▸ Exercise: Review the material line by line. Identify and copy every line that contains the string "screenshot".

==================================================

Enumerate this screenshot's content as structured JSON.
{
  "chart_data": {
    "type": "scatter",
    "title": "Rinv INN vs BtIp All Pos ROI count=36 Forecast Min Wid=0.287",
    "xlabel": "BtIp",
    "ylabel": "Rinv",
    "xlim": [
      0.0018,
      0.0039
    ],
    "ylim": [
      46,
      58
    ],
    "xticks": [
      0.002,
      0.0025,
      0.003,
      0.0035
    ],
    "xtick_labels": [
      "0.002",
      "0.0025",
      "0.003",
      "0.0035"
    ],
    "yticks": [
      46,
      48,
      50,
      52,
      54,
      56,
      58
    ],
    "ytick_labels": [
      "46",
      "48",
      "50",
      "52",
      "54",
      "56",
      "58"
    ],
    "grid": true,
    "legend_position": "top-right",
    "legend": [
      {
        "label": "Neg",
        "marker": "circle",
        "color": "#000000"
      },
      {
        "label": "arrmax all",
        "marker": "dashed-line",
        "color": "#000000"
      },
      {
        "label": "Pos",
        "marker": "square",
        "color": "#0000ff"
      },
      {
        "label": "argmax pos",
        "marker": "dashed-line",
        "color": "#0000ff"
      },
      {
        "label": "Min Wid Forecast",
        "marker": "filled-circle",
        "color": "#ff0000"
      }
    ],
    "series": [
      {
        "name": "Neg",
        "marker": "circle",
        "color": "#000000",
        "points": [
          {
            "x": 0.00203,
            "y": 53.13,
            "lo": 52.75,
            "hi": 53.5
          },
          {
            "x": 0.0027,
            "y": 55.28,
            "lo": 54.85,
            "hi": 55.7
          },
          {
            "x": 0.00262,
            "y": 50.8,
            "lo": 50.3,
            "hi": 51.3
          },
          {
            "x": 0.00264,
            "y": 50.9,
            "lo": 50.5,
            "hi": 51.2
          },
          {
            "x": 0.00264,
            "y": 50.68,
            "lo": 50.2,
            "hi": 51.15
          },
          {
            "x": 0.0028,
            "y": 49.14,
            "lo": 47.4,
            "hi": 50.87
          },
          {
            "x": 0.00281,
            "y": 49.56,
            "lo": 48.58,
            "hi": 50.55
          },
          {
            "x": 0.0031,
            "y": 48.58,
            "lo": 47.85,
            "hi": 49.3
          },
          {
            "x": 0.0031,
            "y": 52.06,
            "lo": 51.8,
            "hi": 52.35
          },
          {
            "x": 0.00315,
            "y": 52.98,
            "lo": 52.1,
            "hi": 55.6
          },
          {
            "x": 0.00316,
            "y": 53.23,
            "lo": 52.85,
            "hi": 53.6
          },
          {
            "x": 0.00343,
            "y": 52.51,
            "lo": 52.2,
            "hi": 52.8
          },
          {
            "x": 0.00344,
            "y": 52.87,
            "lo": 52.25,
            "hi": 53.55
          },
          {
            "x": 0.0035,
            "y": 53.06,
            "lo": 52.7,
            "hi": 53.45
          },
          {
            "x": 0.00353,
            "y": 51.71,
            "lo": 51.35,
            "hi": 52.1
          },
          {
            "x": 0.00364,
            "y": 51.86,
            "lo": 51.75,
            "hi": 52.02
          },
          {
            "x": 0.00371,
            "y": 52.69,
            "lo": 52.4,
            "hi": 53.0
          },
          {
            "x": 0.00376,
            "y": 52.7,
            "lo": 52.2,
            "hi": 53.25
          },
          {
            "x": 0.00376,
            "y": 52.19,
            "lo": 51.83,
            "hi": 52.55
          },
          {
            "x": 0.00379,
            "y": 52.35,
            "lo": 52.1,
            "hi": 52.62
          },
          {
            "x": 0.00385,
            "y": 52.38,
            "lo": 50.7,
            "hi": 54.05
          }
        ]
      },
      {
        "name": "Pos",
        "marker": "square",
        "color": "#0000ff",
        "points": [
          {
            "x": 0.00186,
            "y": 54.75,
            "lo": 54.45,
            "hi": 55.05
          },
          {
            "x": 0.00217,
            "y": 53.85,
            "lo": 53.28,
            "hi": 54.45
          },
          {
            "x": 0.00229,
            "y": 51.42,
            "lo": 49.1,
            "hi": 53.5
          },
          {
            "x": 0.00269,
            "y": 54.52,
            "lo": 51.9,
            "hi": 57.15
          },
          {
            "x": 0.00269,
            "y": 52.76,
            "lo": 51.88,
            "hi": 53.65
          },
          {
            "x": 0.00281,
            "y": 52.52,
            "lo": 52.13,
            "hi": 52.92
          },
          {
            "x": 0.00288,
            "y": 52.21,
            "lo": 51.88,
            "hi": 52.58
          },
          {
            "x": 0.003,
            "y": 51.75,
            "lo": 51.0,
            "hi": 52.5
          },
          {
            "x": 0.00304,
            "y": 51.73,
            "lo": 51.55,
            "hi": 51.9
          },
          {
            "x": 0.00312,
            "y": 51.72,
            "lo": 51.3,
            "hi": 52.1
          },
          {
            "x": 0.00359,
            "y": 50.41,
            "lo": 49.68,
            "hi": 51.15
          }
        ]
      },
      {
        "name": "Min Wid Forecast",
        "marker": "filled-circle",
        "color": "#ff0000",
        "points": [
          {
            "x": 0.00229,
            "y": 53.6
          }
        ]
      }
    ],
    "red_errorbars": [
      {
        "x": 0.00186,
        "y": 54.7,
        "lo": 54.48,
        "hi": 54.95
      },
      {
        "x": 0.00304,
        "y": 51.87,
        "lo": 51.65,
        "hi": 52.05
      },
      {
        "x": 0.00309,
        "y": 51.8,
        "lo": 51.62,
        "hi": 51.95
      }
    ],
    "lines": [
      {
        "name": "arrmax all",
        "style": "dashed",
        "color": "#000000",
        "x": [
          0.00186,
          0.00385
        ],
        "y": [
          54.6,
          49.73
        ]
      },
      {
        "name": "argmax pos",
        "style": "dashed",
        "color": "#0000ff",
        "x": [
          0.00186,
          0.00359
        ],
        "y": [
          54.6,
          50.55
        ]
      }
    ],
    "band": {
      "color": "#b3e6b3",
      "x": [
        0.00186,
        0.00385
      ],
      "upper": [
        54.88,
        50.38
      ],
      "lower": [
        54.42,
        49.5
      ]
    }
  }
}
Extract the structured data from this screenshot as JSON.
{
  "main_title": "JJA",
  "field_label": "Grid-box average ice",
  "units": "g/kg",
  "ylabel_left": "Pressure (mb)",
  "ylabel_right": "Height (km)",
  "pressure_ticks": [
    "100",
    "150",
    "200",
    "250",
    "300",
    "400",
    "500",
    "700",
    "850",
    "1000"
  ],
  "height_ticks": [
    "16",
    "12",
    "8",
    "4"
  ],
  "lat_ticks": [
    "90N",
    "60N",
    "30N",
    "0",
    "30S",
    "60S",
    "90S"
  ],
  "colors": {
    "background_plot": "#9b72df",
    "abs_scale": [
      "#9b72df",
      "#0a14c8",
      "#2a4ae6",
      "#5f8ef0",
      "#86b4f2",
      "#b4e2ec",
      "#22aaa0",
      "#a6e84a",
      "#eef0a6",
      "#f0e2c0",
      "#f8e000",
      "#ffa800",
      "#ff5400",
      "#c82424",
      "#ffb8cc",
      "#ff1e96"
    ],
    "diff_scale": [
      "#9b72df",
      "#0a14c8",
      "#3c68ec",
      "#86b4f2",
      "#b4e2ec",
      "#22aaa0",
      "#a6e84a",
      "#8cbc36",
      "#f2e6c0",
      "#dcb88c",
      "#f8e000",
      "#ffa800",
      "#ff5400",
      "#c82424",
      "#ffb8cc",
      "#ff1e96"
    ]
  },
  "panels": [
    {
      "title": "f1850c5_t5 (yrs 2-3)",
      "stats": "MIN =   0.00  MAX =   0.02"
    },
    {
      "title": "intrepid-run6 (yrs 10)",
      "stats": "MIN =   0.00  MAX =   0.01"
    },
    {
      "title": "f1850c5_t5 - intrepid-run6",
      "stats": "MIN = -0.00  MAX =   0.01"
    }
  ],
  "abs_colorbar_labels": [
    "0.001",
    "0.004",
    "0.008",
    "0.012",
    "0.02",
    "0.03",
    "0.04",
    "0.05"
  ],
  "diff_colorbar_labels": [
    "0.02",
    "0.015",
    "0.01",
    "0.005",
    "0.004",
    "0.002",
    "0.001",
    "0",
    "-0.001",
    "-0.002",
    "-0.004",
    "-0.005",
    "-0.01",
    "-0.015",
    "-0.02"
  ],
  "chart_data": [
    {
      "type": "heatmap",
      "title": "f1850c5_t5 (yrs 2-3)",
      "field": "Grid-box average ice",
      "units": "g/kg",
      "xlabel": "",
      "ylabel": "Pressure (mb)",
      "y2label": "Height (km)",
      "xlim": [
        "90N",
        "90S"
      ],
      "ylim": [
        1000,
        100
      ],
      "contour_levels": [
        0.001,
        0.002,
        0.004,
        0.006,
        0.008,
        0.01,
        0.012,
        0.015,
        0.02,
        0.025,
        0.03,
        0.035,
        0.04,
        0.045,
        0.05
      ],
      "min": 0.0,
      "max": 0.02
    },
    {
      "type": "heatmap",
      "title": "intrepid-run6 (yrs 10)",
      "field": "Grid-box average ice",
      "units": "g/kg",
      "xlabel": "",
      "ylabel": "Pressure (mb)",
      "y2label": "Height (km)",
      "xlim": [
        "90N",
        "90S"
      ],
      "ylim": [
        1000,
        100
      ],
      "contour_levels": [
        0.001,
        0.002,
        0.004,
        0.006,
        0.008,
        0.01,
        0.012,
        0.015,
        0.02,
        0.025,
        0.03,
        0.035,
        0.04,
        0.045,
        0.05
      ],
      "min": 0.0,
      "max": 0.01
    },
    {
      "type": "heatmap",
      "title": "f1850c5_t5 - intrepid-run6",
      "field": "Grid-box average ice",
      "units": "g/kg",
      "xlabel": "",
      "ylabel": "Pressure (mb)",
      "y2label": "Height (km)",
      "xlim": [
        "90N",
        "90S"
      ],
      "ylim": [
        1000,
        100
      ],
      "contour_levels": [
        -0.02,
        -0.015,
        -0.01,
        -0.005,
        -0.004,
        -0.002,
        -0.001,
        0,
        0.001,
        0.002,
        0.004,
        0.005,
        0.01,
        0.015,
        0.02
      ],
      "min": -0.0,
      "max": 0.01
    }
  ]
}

==================================================

▸ Task solution:
Enumerate this screenshot's content as structured JSON.
Extract the structured data from this screenshot as JSON.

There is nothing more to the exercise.